Copy out every line containing the word "JSON".

>> BEGIN GIVEN DATA

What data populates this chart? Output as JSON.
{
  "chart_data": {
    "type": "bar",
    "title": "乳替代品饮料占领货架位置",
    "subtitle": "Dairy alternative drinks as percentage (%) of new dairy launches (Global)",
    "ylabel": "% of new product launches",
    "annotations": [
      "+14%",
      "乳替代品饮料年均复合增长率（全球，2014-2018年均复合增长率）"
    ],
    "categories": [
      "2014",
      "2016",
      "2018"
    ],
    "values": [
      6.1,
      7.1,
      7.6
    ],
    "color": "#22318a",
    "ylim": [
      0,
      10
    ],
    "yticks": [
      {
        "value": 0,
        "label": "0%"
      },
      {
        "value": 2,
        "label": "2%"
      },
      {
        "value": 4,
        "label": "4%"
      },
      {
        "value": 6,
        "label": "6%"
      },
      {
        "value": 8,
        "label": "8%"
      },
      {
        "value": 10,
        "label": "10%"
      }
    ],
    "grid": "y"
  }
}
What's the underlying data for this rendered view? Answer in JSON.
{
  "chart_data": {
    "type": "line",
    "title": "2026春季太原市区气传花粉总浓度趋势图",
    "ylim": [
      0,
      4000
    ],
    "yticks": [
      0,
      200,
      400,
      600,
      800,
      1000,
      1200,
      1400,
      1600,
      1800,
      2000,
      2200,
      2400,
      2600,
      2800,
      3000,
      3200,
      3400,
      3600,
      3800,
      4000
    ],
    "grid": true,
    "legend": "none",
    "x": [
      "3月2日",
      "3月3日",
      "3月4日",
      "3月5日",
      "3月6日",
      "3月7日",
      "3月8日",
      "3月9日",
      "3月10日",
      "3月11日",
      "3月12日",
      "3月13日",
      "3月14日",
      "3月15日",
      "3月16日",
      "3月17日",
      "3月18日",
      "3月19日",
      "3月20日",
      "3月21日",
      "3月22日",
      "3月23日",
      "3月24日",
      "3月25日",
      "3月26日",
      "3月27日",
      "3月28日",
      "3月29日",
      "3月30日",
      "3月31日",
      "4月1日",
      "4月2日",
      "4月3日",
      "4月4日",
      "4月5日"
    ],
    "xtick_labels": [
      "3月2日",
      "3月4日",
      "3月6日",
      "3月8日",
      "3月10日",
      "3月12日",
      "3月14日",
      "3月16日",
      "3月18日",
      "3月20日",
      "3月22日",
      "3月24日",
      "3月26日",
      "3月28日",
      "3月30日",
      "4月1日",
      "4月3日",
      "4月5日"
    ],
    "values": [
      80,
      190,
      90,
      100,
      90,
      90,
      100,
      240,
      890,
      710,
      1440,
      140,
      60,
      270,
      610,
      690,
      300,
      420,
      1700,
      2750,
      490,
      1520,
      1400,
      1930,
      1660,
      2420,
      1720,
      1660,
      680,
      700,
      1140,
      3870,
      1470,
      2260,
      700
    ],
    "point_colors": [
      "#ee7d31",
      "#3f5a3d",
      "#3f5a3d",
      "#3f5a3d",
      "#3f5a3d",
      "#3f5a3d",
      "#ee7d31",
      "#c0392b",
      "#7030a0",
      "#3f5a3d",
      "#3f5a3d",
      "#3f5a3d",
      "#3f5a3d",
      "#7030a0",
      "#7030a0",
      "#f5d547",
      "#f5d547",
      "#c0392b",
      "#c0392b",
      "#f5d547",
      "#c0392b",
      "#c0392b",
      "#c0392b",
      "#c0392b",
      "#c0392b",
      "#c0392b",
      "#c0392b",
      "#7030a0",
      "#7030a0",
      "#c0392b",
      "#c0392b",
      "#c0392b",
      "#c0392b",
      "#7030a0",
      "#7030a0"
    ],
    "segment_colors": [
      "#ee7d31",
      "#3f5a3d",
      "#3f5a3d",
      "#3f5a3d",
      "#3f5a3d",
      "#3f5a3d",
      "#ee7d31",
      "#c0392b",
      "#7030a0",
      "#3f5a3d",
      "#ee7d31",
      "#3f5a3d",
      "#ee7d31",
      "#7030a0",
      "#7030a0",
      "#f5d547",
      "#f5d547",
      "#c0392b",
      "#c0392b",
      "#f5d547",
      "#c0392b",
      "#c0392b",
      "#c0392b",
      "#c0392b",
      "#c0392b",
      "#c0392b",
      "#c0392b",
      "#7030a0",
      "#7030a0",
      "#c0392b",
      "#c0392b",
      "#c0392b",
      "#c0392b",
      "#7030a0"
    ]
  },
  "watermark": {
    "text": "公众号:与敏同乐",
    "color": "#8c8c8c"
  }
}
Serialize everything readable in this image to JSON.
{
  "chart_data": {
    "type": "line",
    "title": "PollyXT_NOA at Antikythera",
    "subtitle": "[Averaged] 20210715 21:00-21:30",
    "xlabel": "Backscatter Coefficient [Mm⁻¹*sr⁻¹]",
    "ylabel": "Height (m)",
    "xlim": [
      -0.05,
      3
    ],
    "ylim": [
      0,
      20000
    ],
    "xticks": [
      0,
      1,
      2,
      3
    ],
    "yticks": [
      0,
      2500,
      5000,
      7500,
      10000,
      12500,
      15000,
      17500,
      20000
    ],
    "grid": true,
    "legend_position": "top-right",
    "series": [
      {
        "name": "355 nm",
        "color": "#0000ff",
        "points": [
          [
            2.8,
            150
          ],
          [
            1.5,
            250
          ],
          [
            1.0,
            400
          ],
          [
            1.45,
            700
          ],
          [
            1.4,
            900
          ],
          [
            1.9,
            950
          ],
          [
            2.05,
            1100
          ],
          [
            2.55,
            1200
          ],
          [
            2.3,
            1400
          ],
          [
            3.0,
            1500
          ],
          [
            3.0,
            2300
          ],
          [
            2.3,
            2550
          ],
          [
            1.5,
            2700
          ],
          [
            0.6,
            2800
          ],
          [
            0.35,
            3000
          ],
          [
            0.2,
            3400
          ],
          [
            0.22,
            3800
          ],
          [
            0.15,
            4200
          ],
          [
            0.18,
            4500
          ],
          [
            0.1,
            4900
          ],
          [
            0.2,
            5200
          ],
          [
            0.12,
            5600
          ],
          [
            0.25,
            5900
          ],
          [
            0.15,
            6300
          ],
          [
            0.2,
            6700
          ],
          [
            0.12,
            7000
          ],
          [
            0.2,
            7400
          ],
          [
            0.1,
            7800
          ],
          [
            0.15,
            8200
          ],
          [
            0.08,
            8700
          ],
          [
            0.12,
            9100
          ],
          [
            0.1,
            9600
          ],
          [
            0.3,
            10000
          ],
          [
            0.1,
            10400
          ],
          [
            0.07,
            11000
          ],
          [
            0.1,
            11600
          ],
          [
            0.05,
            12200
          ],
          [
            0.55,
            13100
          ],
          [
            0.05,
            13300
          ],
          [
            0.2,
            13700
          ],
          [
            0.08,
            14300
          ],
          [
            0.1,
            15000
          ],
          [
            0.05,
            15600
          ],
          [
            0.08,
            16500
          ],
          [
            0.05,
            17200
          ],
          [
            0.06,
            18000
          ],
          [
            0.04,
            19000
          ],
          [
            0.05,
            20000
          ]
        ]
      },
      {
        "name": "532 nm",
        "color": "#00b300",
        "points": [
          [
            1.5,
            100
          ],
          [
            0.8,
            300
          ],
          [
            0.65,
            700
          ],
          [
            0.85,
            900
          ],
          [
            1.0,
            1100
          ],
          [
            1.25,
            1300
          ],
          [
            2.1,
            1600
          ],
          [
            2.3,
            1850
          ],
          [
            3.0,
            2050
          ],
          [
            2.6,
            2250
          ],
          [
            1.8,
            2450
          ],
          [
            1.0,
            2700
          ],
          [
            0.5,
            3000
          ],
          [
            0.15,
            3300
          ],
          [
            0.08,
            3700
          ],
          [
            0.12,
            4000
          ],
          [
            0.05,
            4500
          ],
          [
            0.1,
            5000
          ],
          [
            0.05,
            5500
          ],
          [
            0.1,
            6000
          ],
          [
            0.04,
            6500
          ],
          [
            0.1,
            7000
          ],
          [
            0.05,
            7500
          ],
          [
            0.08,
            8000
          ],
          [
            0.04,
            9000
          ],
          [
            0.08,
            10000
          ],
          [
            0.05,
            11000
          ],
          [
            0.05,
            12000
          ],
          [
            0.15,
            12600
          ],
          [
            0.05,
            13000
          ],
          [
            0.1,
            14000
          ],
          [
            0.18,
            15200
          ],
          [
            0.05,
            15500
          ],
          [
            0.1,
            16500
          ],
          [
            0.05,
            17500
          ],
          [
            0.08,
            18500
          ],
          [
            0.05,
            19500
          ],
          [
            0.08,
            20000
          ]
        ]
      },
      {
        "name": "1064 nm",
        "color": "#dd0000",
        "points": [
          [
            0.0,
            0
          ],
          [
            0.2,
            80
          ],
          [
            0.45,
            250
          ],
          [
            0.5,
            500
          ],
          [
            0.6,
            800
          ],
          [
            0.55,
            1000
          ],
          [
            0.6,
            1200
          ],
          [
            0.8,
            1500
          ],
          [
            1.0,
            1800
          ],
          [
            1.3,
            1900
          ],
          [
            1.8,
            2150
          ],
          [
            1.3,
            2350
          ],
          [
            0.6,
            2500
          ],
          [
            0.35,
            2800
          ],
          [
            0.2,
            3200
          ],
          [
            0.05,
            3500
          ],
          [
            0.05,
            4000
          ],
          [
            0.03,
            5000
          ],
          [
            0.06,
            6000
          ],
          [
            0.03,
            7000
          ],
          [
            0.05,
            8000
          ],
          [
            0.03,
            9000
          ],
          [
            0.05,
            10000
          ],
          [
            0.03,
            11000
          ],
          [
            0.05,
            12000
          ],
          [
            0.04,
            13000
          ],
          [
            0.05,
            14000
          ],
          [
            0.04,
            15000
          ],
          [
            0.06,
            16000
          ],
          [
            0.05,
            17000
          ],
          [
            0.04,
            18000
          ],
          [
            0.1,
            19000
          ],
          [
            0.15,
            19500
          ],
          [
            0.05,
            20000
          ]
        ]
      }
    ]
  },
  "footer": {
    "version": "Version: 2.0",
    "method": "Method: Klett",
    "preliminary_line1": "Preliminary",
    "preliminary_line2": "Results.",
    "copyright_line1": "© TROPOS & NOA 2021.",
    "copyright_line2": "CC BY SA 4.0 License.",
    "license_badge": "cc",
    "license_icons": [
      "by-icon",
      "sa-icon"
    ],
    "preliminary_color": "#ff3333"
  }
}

>> END GIVEN DATA

• EXERCISE RESPONSE:
What data populates this chart? Output as JSON.
What's the underlying data for this rendered view? Answer in JSON.
Serialize everything readable in this image to JSON.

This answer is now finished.